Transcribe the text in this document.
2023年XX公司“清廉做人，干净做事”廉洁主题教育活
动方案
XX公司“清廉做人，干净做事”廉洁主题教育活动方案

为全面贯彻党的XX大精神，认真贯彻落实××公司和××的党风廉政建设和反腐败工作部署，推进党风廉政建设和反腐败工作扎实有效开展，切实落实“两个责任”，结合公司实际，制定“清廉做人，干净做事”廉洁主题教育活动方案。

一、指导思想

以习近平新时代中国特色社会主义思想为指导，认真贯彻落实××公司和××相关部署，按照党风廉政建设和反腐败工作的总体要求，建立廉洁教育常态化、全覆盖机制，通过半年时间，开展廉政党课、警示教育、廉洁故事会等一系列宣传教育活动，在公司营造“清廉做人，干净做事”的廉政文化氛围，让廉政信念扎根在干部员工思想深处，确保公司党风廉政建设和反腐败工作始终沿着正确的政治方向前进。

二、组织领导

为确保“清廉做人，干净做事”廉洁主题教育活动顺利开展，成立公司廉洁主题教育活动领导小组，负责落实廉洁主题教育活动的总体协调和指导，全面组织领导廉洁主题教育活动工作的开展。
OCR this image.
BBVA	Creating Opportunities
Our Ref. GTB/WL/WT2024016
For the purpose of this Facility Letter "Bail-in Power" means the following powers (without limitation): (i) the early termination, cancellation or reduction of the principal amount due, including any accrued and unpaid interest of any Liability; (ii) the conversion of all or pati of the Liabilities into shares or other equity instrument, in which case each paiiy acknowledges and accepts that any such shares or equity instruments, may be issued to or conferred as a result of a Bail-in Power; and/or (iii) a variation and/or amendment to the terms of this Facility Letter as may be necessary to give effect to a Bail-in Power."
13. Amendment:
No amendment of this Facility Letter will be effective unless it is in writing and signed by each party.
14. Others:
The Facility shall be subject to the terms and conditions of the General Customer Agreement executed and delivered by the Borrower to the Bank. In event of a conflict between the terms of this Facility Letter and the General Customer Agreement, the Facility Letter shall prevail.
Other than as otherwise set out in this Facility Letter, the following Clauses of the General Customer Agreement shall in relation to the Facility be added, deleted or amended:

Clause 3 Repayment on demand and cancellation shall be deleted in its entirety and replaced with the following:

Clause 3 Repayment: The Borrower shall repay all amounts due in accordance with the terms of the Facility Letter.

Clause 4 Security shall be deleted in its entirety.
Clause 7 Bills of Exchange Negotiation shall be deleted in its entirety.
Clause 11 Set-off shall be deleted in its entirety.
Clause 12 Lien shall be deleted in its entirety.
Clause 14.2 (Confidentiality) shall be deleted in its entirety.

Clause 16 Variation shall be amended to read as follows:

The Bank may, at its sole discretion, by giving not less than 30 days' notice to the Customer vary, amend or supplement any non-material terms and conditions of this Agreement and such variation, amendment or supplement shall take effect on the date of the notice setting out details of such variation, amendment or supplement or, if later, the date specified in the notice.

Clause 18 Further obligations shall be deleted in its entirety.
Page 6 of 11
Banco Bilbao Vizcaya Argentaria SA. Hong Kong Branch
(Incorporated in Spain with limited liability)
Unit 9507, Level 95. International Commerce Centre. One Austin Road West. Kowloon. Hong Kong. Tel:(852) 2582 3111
——————————
EXERCISE ->
Extract the complete listing verbatim.

SOLUTION FOR THIS EXERCISE ->
Transcribe the text in this document.
2023年XX公司“清廉做人，干净做事”廉洁主题教育活
动方案
XX公司“清廉做人，干净做事”廉洁主题教育活动方案

为全面贯彻党的XX大精神，认真贯彻落实××公司和××的党风廉政建设和反腐败工作部署，推进党风廉政建设和反腐败工作扎实有效开展，切实落实“两个责任”，结合公司实际，制定“清廉做人，干净做事”廉洁主题教育活动方案。

一、指导思想

以习近平新时代中国特色社会主义思想为指导，认真贯彻落实××公司和××相关部署，按照党风廉政建设和反腐败工作的总体要求，建立廉洁教育常态化、全覆盖机制，通过半年时间，开展廉政党课、警示教育、廉洁故事会等一系列宣传教育活动，在公司营造“清廉做人，干净做事”的廉政文化氛围，让廉政信念扎根在干部员工思想深处，确保公司党风廉政建设和反腐败工作始终沿着正确的政治方向前进。

二、组织领导

为确保“清廉做人，干净做事”廉洁主题教育活动顺利开展，成立公司廉洁主题教育活动领导小组，负责落实廉洁主题教育活动的总体协调和指导，全面组织领导廉洁主题教育活动工作的开展。
OCR this image.
BBVA	Creating Opportunities
Our Ref. GTB/WL/WT2024016
For the purpose of this Facility Letter "Bail-in Power" means the following powers (without limitation): (i) the early termination, cancellation or reduction of the principal amount due, including any accrued and unpaid interest of any Liability; (ii) the conversion of all or pati of the Liabilities into shares or other equity instrument, in which case each paiiy acknowledges and accepts that any such shares or equity instruments, may be issued to or conferred as a result of a Bail-in Power; and/or (iii) a variation and/or amendment to the terms of this Facility Letter as may be necessary to give effect to a Bail-in Power."
13. Amendment:
No amendment of this Facility Letter will be effective unless it is in writing and signed by each party.
14. Others:
The Facility shall be subject to the terms and conditions of the General Customer Agreement executed and delivered by the Borrower to the Bank. In event of a conflict between the terms of this Facility Letter and the General Customer Agreement, the Facility Letter shall prevail.
Other than as otherwise set out in this Facility Letter, the following Clauses of the General Customer Agreement shall in relation to the Facility be added, deleted or amended:

Clause 3 Repayment on demand and cancellation shall be deleted in its entirety and replaced with the following:

Clause 3 Repayment: The Borrower shall repay all amounts due in accordance with the terms of the Facility Letter.

Clause 4 Security shall be deleted in its entirety.
Clause 7 Bills of Exchange Negotiation shall be deleted in its entirety.
Clause 11 Set-off shall be deleted in its entirety.
Clause 12 Lien shall be deleted in its entirety.
Clause 14.2 (Confidentiality) shall be deleted in its entirety.

Clause 16 Variation shall be amended to read as follows:

The Bank may, at its sole discretion, by giving not less than 30 days' notice to the Customer vary, amend or supplement any non-material terms and conditions of this Agreement and such variation, amendment or supplement shall take effect on the date of the notice setting out details of such variation, amendment or supplement or, if later, the date specified in the notice.

Clause 18 Further obligations shall be deleted in its entirety.
Page 6 of 11
Banco Bilbao Vizcaya Argentaria SA. Hong Kong Branch
(Incorporated in Spain with limited liability)
Unit 9507, Level 95. International Commerce Centre. One Austin Road West. Kowloon. Hong Kong. Tel:(852) 2582 3111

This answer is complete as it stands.